Required work:
Leave out the pictures and copy the remaining records exactly.

Data provided:
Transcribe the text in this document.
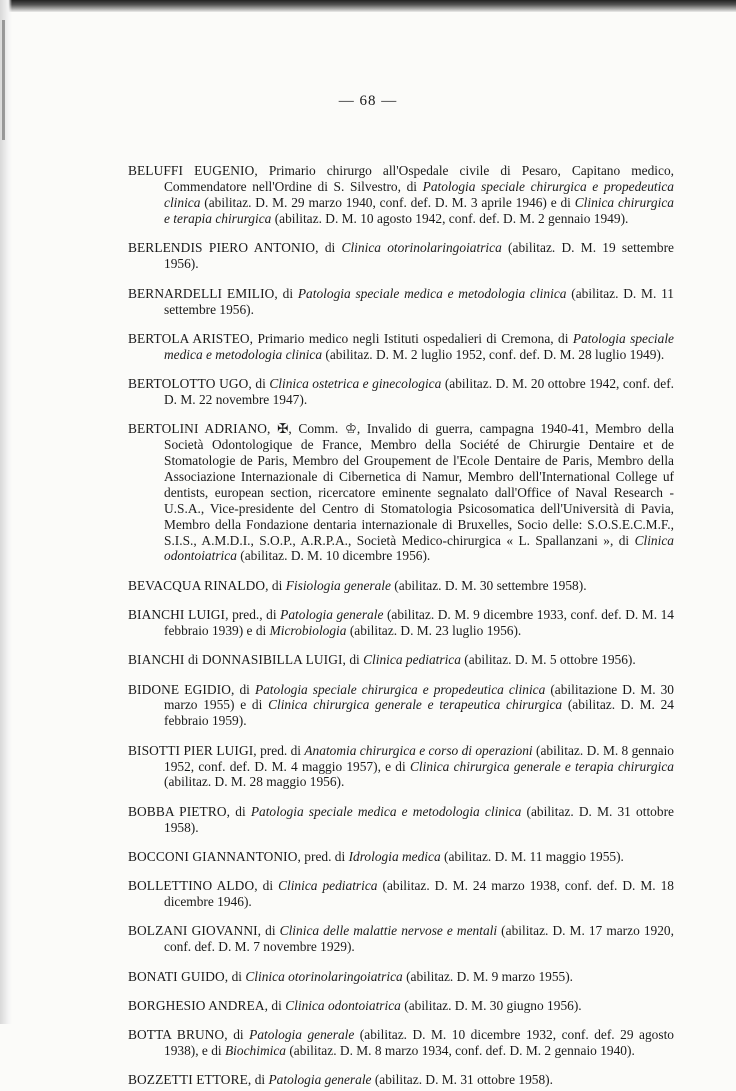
— 68 —

BELUFFI EUGENIO, Primario chirurgo all'Ospedale civile di Pesaro, Capitano medico, Commendatore nell'Ordine di S. Silvestro, di Patologia speciale chirurgica e propedeutica clinica (abilitaz. D. M. 29 marzo 1940, conf. def. D. M. 3 aprile 1946) e di Clinica chirurgica e terapia chirurgica (abilitaz. D. M. 10 agosto 1942, conf. def. D. M. 2 gennaio 1949).

BERLENDIS PIERO ANTONIO, di Clinica otorinolaringoiatrica (abilitaz. D. M. 19 settembre 1956).

BERNARDELLI EMILIO, di Patologia speciale medica e metodologia clinica (abilitaz. D. M. 11 settembre 1956).

BERTOLA ARISTEO, Primario medico negli Istituti ospedalieri di Cremona, di Patologia speciale medica e metodologia clinica (abilitaz. D. M. 2 luglio 1952, conf. def. D. M. 28 luglio 1949).

BERTOLOTTO UGO, di Clinica ostetrica e ginecologica (abilitaz. D. M. 20 ottobre 1942, conf. def. D. M. 22 novembre 1947).

BERTOLINI ADRIANO, ✠, Comm. ♔, Invalido di guerra, campagna 1940-41, Membro della Società Odontologique de France, Membro della Société de Chirurgie Dentaire et de Stomatologie de Paris, Membro del Groupement de l'Ecole Dentaire de Paris, Membro della Associazione Internazionale di Cibernetica di Namur, Membro dell'International College uf dentists, european section, ricercatore eminente segnalato dall'Office of Naval Research - U.S.A., Vice-presidente del Centro di Stomatologia Psicosomatica dell'Università di Pavia, Membro della Fondazione dentaria internazionale di Bruxelles, Socio delle: S.O.S.E.C.M.F., S.I.S., A.M.D.I., S.O.P., A.R.P.A., Società Medico-chirurgica « L. Spallanzani », di Clinica odontoiatrica (abilitaz. D. M. 10 dicembre 1956).

BEVACQUA RINALDO, di Fisiologia generale (abilitaz. D. M. 30 settembre 1958).

BIANCHI LUIGI, pred., di Patologia generale (abilitaz. D. M. 9 dicembre 1933, conf. def. D. M. 14 febbraio 1939) e di Microbiologia (abilitaz. D. M. 23 luglio 1956).

BIANCHI di DONNASIBILLA LUIGI, di Clinica pediatrica (abilitaz. D. M. 5 ottobre 1956).

BIDONE EGIDIO, di Patologia speciale chirurgica e propedeutica clinica (abilitazione D. M. 30 marzo 1955) e di Clinica chirurgica generale e terapeutica chirurgica (abilitaz. D. M. 24 febbraio 1959).

BISOTTI PIER LUIGI, pred. di Anatomia chirurgica e corso di operazioni (abilitaz. D. M. 8 gennaio 1952, conf. def. D. M. 4 maggio 1957), e di Clinica chirurgica generale e terapia chirurgica (abilitaz. D. M. 28 maggio 1956).

BOBBA PIETRO, di Patologia speciale medica e metodologia clinica (abilitaz. D. M. 31 ottobre 1958).

BOCCONI GIANNANTONIO, pred. di Idrologia medica (abilitaz. D. M. 11 maggio 1955).

BOLLETTINO ALDO, di Clinica pediatrica (abilitaz. D. M. 24 marzo 1938, conf. def. D. M. 18 dicembre 1946).

BOLZANI GIOVANNI, di Clinica delle malattie nervose e mentali (abilitaz. D. M. 17 marzo 1920, conf. def. D. M. 7 novembre 1929).

BONATI GUIDO, di Clinica otorinolaringoiatrica (abilitaz. D. M. 9 marzo 1955).

BORGHESIO ANDREA, di Clinica odontoiatrica (abilitaz. D. M. 30 giugno 1956).

BOTTA BRUNO, di Patologia generale (abilitaz. D. M. 10 dicembre 1932, conf. def. 29 agosto 1938), e di Biochimica (abilitaz. D. M. 8 marzo 1934, conf. def. D. M. 2 gennaio 1940).

BOZZETTI ETTORE, di Patologia generale (abilitaz. D. M. 31 ottobre 1958).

Task answer:
Transcribe the text in this document.
— 68 —

BELUFFI EUGENIO, Primario chirurgo all'Ospedale civile di Pesaro, Capitano medico, Commendatore nell'Ordine di S. Silvestro, di Patologia speciale chirurgica e propedeutica clinica (abilitaz. D. M. 29 marzo 1940, conf. def. D. M. 3 aprile 1946) e di Clinica chirurgica e terapia chirurgica (abilitaz. D. M. 10 agosto 1942, conf. def. D. M. 2 gennaio 1949).

BERLENDIS PIERO ANTONIO, di Clinica otorinolaringoiatrica (abilitaz. D. M. 19 settembre 1956).

BERNARDELLI EMILIO, di Patologia speciale medica e metodologia clinica (abilitaz. D. M. 11 settembre 1956).

BERTOLA ARISTEO, Primario medico negli Istituti ospedalieri di Cremona, di Patologia speciale medica e metodologia clinica (abilitaz. D. M. 2 luglio 1952, conf. def. D. M. 28 luglio 1949).

BERTOLOTTO UGO, di Clinica ostetrica e ginecologica (abilitaz. D. M. 20 ottobre 1942, conf. def. D. M. 22 novembre 1947).

BERTOLINI ADRIANO, ✠, Comm. ♔, Invalido di guerra, campagna 1940-41, Membro della Società Odontologique de France, Membro della Société de Chirurgie Dentaire et de Stomatologie de Paris, Membro del Groupement de l'Ecole Dentaire de Paris, Membro della Associazione Internazionale di Cibernetica di Namur, Membro dell'International College uf dentists, european section, ricercatore eminente segnalato dall'Office of Naval Research - U.S.A., Vice-presidente del Centro di Stomatologia Psicosomatica dell'Università di Pavia, Membro della Fondazione dentaria internazionale di Bruxelles, Socio delle: S.O.S.E.C.M.F., S.I.S., A.M.D.I., S.O.P., A.R.P.A., Società Medico-chirurgica « L. Spallanzani », di Clinica odontoiatrica (abilitaz. D. M. 10 dicembre 1956).

BEVACQUA RINALDO, di Fisiologia generale (abilitaz. D. M. 30 settembre 1958).

BIANCHI LUIGI, pred., di Patologia generale (abilitaz. D. M. 9 dicembre 1933, conf. def. D. M. 14 febbraio 1939) e di Microbiologia (abilitaz. D. M. 23 luglio 1956).

BIANCHI di DONNASIBILLA LUIGI, di Clinica pediatrica (abilitaz. D. M. 5 ottobre 1956).

BIDONE EGIDIO, di Patologia speciale chirurgica e propedeutica clinica (abilitazione D. M. 30 marzo 1955) e di Clinica chirurgica generale e terapeutica chirurgica (abilitaz. D. M. 24 febbraio 1959).

BISOTTI PIER LUIGI, pred. di Anatomia chirurgica e corso di operazioni (abilitaz. D. M. 8 gennaio 1952, conf. def. D. M. 4 maggio 1957), e di Clinica chirurgica generale e terapia chirurgica (abilitaz. D. M. 28 maggio 1956).

BOBBA PIETRO, di Patologia speciale medica e metodologia clinica (abilitaz. D. M. 31 ottobre 1958).

BOCCONI GIANNANTONIO, pred. di Idrologia medica (abilitaz. D. M. 11 maggio 1955).

BOLLETTINO ALDO, di Clinica pediatrica (abilitaz. D. M. 24 marzo 1938, conf. def. D. M. 18 dicembre 1946).

BOLZANI GIOVANNI, di Clinica delle malattie nervose e mentali (abilitaz. D. M. 17 marzo 1920, conf. def. D. M. 7 novembre 1929).

BONATI GUIDO, di Clinica otorinolaringoiatrica (abilitaz. D. M. 9 marzo 1955).

BORGHESIO ANDREA, di Clinica odontoiatrica (abilitaz. D. M. 30 giugno 1956).

BOTTA BRUNO, di Patologia generale (abilitaz. D. M. 10 dicembre 1932, conf. def. 29 agosto 1938), e di Biochimica (abilitaz. D. M. 8 marzo 1934, conf. def. D. M. 2 gennaio 1940).

BOZZETTI ETTORE, di Patologia generale (abilitaz. D. M. 31 ottobre 1958).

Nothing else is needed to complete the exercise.